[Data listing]
══════
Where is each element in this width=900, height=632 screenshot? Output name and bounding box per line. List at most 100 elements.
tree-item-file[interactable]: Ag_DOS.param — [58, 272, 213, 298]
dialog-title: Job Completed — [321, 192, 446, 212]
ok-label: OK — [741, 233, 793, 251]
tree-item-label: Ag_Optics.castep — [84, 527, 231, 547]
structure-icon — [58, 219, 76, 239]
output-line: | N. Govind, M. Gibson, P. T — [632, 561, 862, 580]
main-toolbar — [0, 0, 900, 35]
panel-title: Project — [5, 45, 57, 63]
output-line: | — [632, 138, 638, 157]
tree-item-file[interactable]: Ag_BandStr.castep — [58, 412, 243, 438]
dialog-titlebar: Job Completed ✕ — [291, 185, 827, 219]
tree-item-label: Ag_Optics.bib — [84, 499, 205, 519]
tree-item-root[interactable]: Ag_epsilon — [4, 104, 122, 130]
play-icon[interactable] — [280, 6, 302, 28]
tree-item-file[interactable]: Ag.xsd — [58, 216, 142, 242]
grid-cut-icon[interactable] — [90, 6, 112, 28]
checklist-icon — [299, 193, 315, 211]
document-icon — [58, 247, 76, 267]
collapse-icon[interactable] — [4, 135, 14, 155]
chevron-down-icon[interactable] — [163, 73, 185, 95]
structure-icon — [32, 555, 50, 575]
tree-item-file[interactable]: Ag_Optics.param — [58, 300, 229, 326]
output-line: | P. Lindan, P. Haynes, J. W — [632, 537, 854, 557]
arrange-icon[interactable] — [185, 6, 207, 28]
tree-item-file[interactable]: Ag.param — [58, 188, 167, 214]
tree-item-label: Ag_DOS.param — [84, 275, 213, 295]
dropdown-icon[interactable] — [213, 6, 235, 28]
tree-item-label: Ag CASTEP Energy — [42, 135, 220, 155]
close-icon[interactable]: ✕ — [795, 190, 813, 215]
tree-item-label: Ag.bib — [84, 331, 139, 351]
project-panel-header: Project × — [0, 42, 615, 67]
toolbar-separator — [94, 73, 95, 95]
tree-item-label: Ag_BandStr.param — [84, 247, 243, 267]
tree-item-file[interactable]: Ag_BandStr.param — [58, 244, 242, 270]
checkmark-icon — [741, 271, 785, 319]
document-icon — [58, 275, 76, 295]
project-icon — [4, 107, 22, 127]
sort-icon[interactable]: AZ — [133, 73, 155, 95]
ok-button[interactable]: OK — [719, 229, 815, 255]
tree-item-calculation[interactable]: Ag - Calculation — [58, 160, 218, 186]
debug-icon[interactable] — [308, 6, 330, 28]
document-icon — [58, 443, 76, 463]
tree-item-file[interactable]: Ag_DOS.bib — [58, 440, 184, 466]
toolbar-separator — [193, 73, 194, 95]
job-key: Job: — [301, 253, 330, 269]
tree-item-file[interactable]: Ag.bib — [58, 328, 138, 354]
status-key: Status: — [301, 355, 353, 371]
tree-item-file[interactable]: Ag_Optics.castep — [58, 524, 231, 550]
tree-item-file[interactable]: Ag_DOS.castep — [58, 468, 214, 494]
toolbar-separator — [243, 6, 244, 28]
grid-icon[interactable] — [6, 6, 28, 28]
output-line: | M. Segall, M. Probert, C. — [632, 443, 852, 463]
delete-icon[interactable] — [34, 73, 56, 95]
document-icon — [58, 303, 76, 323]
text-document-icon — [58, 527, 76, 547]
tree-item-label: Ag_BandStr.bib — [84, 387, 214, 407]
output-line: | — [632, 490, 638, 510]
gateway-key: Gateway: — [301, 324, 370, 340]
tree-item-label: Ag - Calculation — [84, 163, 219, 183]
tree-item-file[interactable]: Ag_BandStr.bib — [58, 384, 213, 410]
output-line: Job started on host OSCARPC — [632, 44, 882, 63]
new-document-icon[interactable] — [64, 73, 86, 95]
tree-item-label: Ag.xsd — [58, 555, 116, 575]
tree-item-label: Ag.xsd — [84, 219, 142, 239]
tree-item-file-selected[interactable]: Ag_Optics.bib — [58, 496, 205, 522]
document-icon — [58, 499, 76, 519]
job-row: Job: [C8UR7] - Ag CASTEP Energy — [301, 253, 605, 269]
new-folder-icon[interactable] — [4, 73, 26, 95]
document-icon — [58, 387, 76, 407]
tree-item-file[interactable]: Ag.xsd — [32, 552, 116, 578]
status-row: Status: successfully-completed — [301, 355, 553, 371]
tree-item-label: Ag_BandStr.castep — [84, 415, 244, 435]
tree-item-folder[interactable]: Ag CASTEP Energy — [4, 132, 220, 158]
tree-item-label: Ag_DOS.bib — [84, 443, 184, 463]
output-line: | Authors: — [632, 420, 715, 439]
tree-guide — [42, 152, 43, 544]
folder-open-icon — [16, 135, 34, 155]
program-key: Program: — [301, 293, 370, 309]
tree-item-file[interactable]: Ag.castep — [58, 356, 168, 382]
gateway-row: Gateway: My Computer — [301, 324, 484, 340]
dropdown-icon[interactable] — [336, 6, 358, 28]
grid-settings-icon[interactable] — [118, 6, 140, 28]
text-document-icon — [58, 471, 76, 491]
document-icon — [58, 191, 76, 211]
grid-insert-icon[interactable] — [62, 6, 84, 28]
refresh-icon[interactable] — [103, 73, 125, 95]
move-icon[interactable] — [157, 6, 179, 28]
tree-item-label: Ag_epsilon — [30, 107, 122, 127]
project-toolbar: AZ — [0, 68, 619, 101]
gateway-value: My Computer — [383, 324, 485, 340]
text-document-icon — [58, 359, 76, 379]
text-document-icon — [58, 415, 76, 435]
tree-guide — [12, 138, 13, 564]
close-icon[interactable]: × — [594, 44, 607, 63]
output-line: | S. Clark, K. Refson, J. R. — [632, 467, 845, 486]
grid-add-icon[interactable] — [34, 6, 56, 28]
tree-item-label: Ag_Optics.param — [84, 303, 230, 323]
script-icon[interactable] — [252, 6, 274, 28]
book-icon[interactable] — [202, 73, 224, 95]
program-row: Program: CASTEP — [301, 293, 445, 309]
══════
# EXERCISE TASK:
Rewrite the lines of the data listing above, substituting "Job Finished" for every occurrence of "Job Completed" and leaving everything else unchanged.

# WRITTEN SOLUTION:
Where is each element in this width=900, height=632 screenshot? Output name and bounding box per line. List at most 100 elements.
tree-item-file[interactable]: Ag_DOS.param — [58, 272, 213, 298]
dialog-title: Job Finished — [321, 192, 446, 212]
ok-label: OK — [741, 233, 793, 251]
tree-item-label: Ag_Optics.castep — [84, 527, 231, 547]
structure-icon — [58, 219, 76, 239]
output-line: | N. Govind, M. Gibson, P. T — [632, 561, 862, 580]
main-toolbar — [0, 0, 900, 35]
panel-title: Project — [5, 45, 57, 63]
output-line: | — [632, 138, 638, 157]
tree-item-file[interactable]: Ag_BandStr.castep — [58, 412, 243, 438]
dialog-titlebar: Job Finished ✕ — [291, 185, 827, 219]
tree-item-label: Ag_Optics.bib — [84, 499, 205, 519]
tree-item-root[interactable]: Ag_epsilon — [4, 104, 122, 130]
play-icon[interactable] — [280, 6, 302, 28]
tree-item-file[interactable]: Ag.xsd — [58, 216, 142, 242]
grid-cut-icon[interactable] — [90, 6, 112, 28]
checklist-icon — [299, 193, 315, 211]
document-icon — [58, 247, 76, 267]
collapse-icon[interactable] — [4, 135, 14, 155]
chevron-down-icon[interactable] — [163, 73, 185, 95]
structure-icon — [32, 555, 50, 575]
tree-item-file[interactable]: Ag_Optics.param — [58, 300, 229, 326]
output-line: | P. Lindan, P. Haynes, J. W — [632, 537, 854, 557]
arrange-icon[interactable] — [185, 6, 207, 28]
tree-item-file[interactable]: Ag.param — [58, 188, 167, 214]
tree-item-label: Ag_DOS.param — [84, 275, 213, 295]
dropdown-icon[interactable] — [213, 6, 235, 28]
tree-item-label: Ag CASTEP Energy — [42, 135, 220, 155]
close-icon[interactable]: ✕ — [795, 190, 813, 215]
tree-item-label: Ag.bib — [84, 331, 139, 351]
project-panel-header: Project × — [0, 42, 615, 67]
toolbar-separator — [94, 73, 95, 95]
tree-item-label: Ag_BandStr.param — [84, 247, 243, 267]
tree-item-file[interactable]: Ag_BandStr.param — [58, 244, 242, 270]
checkmark-icon — [741, 271, 785, 319]
document-icon — [58, 275, 76, 295]
project-icon — [4, 107, 22, 127]
sort-icon[interactable]: AZ — [133, 73, 155, 95]
ok-button[interactable]: OK — [719, 229, 815, 255]
tree-item-calculation[interactable]: Ag - Calculation — [58, 160, 218, 186]
debug-icon[interactable] — [308, 6, 330, 28]
document-icon — [58, 443, 76, 463]
tree-item-file[interactable]: Ag_DOS.bib — [58, 440, 184, 466]
toolbar-separator — [193, 73, 194, 95]
job-key: Job: — [301, 253, 330, 269]
tree-item-file[interactable]: Ag.bib — [58, 328, 138, 354]
status-key: Status: — [301, 355, 353, 371]
tree-item-file[interactable]: Ag_Optics.castep — [58, 524, 231, 550]
tree-item-file[interactable]: Ag_DOS.castep — [58, 468, 214, 494]
toolbar-separator — [243, 6, 244, 28]
grid-icon[interactable] — [6, 6, 28, 28]
output-line: | M. Segall, M. Probert, C. — [632, 443, 852, 463]
delete-icon[interactable] — [34, 73, 56, 95]
document-icon — [58, 303, 76, 323]
text-document-icon — [58, 527, 76, 547]
tree-item-label: Ag_BandStr.bib — [84, 387, 214, 407]
output-line: | — [632, 490, 638, 510]
gateway-key: Gateway: — [301, 324, 370, 340]
tree-item-label: Ag - Calculation — [84, 163, 219, 183]
tree-item-file[interactable]: Ag_BandStr.bib — [58, 384, 213, 410]
output-line: Job started on host OSCARPC — [632, 44, 882, 63]
new-document-icon[interactable] — [64, 73, 86, 95]
tree-item-label: Ag.xsd — [58, 555, 116, 575]
tree-item-label: Ag.xsd — [84, 219, 142, 239]
tree-item-file-selected[interactable]: Ag_Optics.bib — [58, 496, 205, 522]
document-icon — [58, 499, 76, 519]
job-row: Job: [C8UR7] - Ag CASTEP Energy — [301, 253, 605, 269]
new-folder-icon[interactable] — [4, 73, 26, 95]
document-icon — [58, 387, 76, 407]
tree-item-file[interactable]: Ag.xsd — [32, 552, 116, 578]
status-row: Status: successfully-completed — [301, 355, 553, 371]
tree-item-label: Ag_BandStr.castep — [84, 415, 244, 435]
tree-item-folder[interactable]: Ag CASTEP Energy — [4, 132, 220, 158]
tree-item-label: Ag_DOS.bib — [84, 443, 184, 463]
output-line: | Authors: — [632, 420, 715, 439]
tree-guide — [42, 152, 43, 544]
folder-open-icon — [16, 135, 34, 155]
program-key: Program: — [301, 293, 370, 309]
tree-item-file[interactable]: Ag.castep — [58, 356, 168, 382]
gateway-row: Gateway: My Computer — [301, 324, 484, 340]
dropdown-icon[interactable] — [336, 6, 358, 28]
grid-settings-icon[interactable] — [118, 6, 140, 28]
text-document-icon — [58, 471, 76, 491]
document-icon — [58, 191, 76, 211]
grid-insert-icon[interactable] — [62, 6, 84, 28]
refresh-icon[interactable] — [103, 73, 125, 95]
move-icon[interactable] — [157, 6, 179, 28]
tree-item-label: Ag_epsilon — [30, 107, 122, 127]
project-toolbar: AZ — [0, 68, 619, 101]
gateway-value: My Computer — [383, 324, 485, 340]
text-document-icon — [58, 359, 76, 379]
text-document-icon — [58, 415, 76, 435]
tree-guide — [12, 138, 13, 564]
close-icon[interactable]: × — [594, 44, 607, 63]
output-line: | S. Clark, K. Refson, J. R. — [632, 467, 845, 486]
grid-add-icon[interactable] — [34, 6, 56, 28]
tree-item-label: Ag_Optics.param — [84, 303, 230, 323]
script-icon[interactable] — [252, 6, 274, 28]
book-icon[interactable] — [202, 73, 224, 95]
program-row: Program: CASTEP — [301, 293, 445, 309]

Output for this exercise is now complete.